- [EXERCISE DETAILS] Extract and list every line that contains the word "title".

Collected data entries
================================

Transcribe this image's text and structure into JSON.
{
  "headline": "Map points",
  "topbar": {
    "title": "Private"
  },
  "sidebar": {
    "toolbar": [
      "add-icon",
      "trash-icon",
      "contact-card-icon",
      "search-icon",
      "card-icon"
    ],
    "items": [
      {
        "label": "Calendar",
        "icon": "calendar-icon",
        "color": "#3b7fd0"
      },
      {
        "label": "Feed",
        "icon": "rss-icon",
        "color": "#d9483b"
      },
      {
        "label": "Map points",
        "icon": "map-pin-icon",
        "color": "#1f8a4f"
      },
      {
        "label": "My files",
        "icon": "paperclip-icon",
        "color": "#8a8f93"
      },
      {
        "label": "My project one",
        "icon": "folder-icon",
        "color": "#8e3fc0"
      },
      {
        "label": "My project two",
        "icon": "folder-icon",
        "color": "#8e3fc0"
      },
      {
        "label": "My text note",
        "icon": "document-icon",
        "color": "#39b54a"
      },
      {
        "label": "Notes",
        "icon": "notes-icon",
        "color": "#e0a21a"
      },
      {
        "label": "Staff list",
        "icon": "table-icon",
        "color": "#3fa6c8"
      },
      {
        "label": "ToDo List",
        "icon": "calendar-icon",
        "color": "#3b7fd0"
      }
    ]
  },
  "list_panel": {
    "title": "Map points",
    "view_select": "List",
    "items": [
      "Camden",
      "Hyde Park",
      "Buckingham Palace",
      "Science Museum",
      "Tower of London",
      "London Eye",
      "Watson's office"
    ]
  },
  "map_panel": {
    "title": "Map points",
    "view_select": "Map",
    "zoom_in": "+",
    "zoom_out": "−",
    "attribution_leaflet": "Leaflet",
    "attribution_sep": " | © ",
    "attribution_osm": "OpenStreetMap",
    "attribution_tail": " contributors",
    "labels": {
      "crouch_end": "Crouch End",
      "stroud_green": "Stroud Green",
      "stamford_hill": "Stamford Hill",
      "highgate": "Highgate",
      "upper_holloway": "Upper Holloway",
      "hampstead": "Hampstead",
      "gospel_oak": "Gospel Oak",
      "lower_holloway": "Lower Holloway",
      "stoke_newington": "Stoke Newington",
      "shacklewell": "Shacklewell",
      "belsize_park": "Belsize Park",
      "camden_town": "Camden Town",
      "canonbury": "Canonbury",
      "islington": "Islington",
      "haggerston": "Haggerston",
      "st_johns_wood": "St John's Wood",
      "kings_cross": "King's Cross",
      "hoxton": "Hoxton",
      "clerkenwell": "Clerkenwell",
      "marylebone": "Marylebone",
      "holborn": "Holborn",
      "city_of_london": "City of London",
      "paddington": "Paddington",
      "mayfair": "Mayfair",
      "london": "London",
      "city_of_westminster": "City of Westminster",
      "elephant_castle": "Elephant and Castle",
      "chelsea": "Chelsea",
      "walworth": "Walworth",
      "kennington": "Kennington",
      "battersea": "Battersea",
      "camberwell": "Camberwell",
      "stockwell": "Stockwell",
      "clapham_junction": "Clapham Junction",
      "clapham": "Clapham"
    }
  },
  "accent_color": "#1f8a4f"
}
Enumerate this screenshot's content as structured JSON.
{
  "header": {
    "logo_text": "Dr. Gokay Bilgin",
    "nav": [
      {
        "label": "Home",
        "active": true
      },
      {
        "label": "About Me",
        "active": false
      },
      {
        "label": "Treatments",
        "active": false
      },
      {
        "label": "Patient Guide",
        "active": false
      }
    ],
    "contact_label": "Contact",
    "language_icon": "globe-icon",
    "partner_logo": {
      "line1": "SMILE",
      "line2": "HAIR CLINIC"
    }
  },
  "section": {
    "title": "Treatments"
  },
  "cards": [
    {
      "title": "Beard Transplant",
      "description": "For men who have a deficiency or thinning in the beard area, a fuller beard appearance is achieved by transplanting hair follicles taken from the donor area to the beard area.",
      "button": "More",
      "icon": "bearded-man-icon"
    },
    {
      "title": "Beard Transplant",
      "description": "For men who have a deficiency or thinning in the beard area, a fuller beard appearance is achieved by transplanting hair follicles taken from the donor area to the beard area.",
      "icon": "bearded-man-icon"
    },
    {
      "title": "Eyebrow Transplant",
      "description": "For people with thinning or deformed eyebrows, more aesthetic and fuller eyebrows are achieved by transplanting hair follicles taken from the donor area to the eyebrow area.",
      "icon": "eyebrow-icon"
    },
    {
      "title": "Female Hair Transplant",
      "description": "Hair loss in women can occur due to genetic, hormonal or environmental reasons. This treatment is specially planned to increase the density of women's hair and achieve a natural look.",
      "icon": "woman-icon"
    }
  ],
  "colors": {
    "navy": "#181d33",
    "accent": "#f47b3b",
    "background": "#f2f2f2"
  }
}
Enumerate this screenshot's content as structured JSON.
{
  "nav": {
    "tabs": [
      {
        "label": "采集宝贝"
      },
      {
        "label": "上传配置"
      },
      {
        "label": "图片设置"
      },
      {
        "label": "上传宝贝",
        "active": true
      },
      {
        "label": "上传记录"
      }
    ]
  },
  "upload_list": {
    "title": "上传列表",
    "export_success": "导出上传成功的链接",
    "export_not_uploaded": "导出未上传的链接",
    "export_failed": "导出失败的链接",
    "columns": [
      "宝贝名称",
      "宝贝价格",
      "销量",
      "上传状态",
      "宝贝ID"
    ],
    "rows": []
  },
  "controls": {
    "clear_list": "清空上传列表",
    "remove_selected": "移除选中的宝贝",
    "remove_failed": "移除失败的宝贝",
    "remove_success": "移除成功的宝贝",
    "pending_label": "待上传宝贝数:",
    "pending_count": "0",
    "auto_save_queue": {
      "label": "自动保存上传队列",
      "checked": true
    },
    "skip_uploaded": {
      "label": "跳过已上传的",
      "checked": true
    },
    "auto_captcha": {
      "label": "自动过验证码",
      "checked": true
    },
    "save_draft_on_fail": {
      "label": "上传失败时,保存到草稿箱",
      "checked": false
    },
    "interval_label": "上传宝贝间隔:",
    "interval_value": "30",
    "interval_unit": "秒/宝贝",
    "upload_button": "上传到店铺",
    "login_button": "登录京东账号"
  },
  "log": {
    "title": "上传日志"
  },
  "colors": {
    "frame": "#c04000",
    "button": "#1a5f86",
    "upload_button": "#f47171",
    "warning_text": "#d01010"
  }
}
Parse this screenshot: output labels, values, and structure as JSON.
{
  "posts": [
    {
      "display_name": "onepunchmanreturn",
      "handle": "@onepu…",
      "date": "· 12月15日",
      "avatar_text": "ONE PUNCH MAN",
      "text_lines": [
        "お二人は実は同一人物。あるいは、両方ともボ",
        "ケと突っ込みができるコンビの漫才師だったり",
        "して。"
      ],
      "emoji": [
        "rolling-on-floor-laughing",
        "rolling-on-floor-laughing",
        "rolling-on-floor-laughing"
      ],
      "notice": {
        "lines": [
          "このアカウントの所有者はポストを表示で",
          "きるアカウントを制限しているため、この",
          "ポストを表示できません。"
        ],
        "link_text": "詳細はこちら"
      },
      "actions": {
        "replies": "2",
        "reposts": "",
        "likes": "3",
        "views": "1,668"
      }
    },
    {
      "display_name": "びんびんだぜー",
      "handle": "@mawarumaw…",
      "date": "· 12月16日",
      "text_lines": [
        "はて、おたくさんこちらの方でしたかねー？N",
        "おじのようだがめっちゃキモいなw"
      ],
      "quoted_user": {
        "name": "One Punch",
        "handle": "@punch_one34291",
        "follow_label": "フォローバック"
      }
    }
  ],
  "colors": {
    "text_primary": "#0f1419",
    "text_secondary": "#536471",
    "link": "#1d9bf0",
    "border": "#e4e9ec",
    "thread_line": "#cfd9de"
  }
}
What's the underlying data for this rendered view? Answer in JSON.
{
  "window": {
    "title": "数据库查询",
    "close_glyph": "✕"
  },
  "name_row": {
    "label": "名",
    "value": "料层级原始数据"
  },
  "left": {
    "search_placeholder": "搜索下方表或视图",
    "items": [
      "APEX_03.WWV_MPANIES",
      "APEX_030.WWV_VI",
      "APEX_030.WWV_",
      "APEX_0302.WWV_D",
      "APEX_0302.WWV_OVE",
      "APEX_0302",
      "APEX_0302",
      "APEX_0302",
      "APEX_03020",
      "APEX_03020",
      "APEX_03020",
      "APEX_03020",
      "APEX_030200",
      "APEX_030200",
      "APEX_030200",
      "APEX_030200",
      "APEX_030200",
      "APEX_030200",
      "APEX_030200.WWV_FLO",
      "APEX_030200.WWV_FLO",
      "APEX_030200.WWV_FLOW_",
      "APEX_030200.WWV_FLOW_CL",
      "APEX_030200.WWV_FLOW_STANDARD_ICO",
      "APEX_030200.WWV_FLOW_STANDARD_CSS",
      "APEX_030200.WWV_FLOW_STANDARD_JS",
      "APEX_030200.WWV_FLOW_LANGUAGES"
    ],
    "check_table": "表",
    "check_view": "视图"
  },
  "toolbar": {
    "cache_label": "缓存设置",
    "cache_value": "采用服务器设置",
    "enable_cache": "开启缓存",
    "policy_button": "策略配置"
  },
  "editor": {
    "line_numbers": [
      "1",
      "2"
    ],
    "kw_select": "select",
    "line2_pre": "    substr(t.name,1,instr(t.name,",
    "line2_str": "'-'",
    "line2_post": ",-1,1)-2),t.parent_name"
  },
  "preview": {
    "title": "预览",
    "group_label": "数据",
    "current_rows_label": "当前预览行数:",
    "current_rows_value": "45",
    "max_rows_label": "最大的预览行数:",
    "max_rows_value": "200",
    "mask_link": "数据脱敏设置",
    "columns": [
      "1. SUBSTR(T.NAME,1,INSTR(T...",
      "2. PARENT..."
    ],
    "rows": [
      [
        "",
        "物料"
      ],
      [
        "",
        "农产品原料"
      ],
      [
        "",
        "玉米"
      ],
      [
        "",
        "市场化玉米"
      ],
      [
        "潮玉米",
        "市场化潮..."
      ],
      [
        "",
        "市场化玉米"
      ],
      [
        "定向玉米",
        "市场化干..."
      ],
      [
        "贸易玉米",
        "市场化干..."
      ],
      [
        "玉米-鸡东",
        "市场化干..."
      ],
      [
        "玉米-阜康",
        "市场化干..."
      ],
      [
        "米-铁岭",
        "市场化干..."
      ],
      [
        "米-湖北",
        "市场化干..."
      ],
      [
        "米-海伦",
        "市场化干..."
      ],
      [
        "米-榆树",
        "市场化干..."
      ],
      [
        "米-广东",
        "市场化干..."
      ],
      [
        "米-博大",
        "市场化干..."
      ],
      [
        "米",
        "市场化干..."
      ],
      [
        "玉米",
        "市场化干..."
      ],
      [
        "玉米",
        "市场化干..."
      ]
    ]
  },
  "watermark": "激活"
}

================================

- [RIGHT ANSWER]
    "title": "Private"
    "title": "Map points",
    "title": "Map points",
    "title": "Treatments"
      "title": "Beard Transplant",
      "title": "Beard Transplant",
      "title": "Eyebrow Transplant",
      "title": "Female Hair Transplant",
    "title": "上传列表",
    "title": "上传日志"
    "title": "数据库查询",
    "title": "预览",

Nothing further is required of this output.